### The records
## Start

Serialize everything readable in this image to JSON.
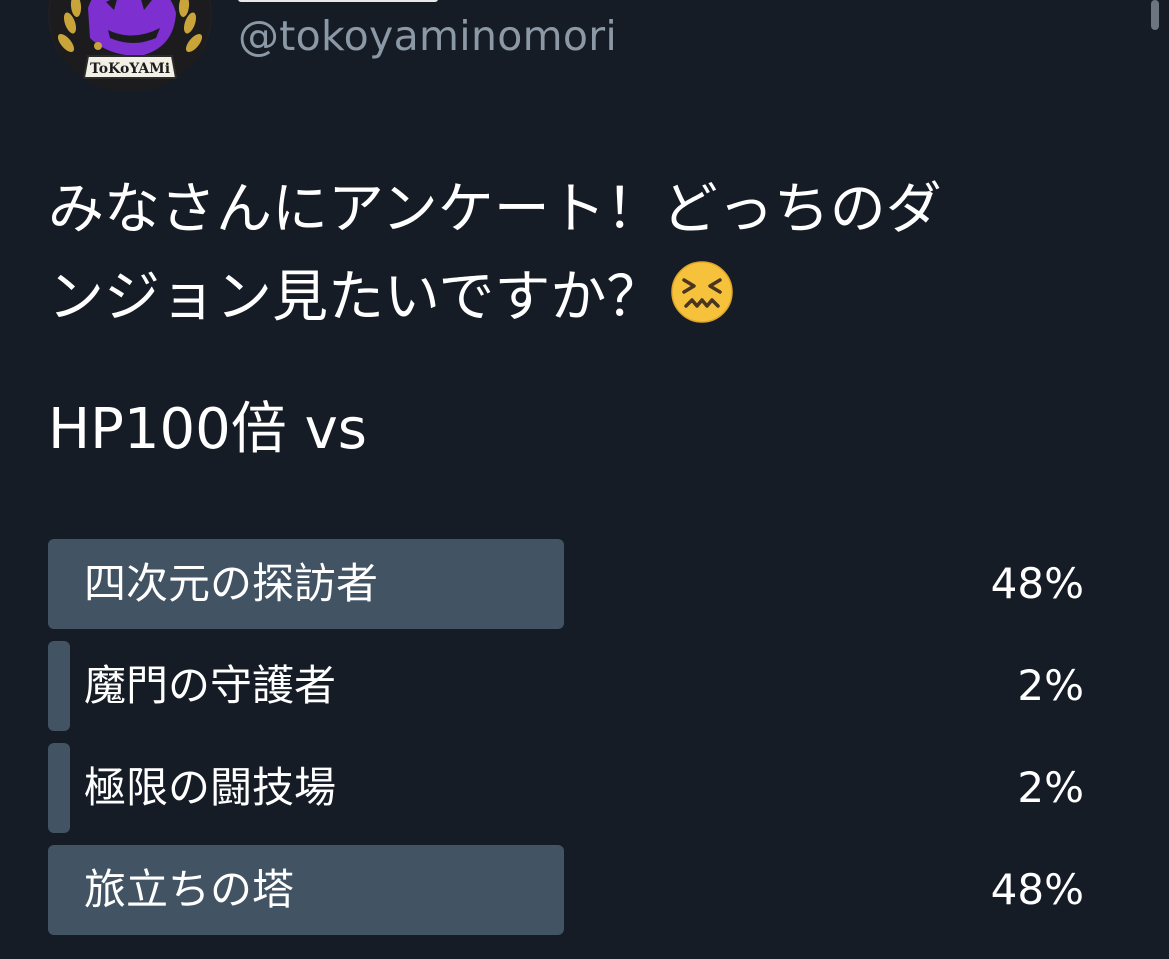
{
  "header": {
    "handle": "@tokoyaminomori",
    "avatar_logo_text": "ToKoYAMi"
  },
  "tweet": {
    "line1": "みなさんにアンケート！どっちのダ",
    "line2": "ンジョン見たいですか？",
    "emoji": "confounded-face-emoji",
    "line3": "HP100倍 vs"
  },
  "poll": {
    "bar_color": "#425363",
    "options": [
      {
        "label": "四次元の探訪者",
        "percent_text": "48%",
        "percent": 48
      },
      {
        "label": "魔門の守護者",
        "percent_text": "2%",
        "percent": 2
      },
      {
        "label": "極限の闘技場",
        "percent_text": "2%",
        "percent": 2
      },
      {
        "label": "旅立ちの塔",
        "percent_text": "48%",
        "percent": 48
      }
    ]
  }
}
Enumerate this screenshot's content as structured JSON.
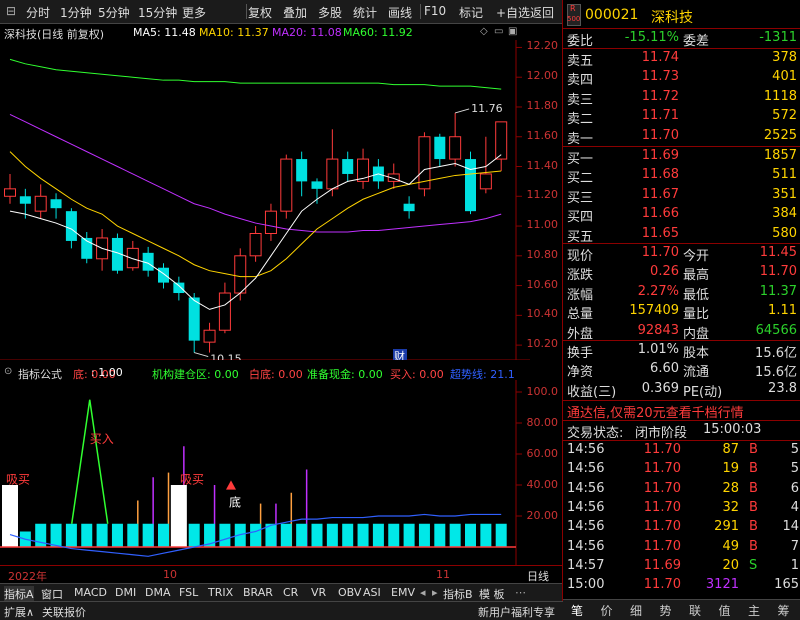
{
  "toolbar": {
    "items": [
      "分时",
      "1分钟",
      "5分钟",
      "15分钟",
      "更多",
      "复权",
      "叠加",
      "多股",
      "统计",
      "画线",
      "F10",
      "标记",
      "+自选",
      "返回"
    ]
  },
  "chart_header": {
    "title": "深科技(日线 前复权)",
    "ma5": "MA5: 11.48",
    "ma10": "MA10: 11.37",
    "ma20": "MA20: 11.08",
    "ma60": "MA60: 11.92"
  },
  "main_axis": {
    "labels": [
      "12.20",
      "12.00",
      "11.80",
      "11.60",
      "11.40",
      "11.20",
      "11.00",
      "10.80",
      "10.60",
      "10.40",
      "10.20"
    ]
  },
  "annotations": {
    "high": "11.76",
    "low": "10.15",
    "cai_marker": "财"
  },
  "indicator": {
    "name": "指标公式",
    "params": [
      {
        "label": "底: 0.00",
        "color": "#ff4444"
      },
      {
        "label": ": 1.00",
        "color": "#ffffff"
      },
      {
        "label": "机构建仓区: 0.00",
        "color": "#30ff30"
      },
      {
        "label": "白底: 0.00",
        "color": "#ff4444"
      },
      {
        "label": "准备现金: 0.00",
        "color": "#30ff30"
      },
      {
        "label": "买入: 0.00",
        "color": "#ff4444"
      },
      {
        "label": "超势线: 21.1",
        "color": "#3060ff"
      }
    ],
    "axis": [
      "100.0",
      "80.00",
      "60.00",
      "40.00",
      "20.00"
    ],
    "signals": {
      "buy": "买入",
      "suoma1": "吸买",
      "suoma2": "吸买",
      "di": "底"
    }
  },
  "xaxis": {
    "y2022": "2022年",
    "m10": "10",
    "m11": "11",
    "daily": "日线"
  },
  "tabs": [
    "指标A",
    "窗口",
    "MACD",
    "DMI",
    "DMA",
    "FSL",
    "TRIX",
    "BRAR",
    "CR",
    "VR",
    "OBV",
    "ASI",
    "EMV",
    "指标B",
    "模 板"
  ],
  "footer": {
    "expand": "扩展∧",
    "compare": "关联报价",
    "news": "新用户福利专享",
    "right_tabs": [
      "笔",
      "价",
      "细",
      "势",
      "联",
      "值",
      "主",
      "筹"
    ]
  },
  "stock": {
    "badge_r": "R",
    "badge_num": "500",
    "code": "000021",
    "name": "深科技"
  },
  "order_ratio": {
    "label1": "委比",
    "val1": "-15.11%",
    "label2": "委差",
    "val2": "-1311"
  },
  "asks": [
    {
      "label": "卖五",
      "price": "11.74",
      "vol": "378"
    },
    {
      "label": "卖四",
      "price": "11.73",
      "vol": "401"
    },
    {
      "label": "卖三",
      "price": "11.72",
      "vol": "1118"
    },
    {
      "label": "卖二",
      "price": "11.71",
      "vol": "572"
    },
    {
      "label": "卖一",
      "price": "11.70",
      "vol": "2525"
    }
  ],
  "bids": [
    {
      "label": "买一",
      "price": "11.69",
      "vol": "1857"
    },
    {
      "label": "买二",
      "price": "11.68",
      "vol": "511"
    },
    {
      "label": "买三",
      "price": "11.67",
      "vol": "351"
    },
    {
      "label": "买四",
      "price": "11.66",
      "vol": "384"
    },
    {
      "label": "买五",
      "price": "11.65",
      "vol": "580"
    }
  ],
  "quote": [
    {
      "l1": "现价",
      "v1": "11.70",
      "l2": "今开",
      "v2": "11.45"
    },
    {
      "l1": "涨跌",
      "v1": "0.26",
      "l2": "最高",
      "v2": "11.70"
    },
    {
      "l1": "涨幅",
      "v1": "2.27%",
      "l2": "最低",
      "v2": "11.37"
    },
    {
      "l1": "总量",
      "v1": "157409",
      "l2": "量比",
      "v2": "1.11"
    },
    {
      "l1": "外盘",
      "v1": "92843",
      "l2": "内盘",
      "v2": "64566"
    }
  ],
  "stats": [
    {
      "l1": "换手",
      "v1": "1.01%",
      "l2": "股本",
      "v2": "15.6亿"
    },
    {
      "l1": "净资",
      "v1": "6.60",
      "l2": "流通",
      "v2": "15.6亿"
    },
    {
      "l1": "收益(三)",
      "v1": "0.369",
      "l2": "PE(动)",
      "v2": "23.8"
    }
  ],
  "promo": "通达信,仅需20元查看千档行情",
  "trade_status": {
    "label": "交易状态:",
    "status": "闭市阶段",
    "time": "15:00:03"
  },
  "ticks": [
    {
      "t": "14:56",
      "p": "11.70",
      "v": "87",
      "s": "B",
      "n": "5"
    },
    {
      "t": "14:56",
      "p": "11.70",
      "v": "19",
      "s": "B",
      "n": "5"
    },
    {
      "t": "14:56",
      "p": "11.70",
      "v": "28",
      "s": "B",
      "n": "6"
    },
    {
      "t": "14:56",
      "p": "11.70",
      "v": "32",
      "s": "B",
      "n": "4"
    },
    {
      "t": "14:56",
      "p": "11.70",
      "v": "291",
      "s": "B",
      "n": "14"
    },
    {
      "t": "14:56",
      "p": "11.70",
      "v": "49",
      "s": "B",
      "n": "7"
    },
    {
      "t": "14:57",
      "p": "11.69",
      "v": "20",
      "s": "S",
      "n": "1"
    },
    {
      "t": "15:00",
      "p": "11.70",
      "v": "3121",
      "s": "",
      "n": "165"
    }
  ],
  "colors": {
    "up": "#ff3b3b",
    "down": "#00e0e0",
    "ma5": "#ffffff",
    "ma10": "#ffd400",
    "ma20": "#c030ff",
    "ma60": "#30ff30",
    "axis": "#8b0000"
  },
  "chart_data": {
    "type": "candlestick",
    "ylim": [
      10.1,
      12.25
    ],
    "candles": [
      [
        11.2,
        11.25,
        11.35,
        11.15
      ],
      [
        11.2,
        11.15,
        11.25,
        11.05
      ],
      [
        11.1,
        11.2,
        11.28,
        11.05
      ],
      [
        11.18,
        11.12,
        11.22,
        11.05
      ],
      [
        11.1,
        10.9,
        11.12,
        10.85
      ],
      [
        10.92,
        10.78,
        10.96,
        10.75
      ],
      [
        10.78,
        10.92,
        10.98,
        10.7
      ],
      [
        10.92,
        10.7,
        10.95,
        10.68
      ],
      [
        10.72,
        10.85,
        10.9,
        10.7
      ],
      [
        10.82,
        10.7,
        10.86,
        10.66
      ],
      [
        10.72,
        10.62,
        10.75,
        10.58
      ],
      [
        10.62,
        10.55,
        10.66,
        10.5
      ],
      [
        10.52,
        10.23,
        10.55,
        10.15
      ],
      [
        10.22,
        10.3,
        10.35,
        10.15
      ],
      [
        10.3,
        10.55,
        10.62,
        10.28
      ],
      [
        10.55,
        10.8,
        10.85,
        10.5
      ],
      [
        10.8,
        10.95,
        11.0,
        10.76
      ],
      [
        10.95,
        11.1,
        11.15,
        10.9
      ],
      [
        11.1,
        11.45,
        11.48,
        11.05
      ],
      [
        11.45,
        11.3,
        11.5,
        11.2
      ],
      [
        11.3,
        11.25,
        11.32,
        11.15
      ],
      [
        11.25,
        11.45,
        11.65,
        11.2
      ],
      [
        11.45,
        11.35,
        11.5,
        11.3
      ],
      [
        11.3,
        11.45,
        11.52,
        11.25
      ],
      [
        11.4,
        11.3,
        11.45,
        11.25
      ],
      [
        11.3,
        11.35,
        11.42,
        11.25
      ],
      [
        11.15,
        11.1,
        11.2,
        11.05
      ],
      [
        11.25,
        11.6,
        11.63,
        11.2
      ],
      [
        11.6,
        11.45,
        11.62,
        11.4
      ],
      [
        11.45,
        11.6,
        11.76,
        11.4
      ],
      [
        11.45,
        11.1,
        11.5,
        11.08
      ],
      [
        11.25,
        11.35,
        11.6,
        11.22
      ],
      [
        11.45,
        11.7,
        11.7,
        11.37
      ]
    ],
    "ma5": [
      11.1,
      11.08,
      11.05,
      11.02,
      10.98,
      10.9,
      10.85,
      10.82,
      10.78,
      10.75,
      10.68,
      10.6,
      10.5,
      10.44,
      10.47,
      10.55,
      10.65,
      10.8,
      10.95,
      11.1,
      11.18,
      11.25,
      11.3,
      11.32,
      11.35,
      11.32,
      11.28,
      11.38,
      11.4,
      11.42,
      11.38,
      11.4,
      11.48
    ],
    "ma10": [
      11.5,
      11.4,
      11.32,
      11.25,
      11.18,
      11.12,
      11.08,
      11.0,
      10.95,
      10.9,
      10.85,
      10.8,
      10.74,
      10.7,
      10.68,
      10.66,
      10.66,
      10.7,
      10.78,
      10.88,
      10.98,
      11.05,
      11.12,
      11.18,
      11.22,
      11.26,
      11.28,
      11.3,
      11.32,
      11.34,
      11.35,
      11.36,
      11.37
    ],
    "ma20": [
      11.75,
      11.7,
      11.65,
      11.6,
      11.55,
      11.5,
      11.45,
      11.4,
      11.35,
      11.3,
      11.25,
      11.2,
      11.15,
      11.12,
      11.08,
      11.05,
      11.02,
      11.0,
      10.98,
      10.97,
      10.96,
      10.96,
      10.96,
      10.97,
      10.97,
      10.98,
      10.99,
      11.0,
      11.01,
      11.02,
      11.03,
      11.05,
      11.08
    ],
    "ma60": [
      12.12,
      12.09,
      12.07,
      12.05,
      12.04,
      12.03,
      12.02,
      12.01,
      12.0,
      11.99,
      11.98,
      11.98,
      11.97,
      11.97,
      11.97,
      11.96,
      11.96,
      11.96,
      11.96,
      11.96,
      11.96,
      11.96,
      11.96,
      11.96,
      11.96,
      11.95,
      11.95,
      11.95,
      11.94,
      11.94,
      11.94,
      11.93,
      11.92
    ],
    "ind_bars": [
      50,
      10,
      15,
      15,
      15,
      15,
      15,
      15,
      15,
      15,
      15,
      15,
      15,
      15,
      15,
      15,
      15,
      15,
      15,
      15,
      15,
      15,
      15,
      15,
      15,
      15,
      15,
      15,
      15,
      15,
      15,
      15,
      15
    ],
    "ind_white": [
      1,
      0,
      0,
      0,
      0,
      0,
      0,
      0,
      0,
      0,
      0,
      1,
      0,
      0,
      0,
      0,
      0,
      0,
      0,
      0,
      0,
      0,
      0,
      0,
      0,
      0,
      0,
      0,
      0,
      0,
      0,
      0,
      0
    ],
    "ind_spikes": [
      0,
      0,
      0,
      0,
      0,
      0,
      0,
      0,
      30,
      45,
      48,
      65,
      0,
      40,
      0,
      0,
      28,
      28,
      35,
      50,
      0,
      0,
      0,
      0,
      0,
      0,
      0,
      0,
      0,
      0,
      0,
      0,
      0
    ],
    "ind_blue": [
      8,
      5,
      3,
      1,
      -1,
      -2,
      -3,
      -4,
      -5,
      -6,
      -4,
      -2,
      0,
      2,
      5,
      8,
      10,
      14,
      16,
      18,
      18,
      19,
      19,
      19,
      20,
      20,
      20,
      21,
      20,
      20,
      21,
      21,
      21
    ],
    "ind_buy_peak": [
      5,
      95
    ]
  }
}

## End

Identify the lines that hold the word "price". Copy every one of them.

### Answer
      "price": "11.74",
      "price": "11.73",
      "price": "11.72",
      "price": "11.71",
      "price": "11.70",
      "price": "11.69",
      "price": "11.68",
      "price": "11.67",
      "price": "11.66",
      "price": "11.65",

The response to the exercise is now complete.